- [STATED PROBLEM]: All the data should come back exactly as it was given.
○ ○ ○ ○
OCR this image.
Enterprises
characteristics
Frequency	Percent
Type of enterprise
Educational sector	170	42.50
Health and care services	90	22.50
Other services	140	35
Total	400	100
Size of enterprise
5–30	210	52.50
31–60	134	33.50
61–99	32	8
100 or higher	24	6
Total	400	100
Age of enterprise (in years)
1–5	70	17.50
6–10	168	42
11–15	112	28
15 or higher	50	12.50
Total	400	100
○ ○ ○ ○
- [TASK SOLUTION]:
OCR this image.
Enterprises
characteristics
Frequency	Percent
Type of enterprise
Educational sector	170	42.50
Health and care services	90	22.50
Other services	140	35
Total	400	100
Size of enterprise
5–30	210	52.50
31–60	134	33.50
61–99	32	8
100 or higher	24	6
Total	400	100
Age of enterprise (in years)
1–5	70	17.50
6–10	168	42
11–15	112	28
15 or higher	50	12.50
Total	400	100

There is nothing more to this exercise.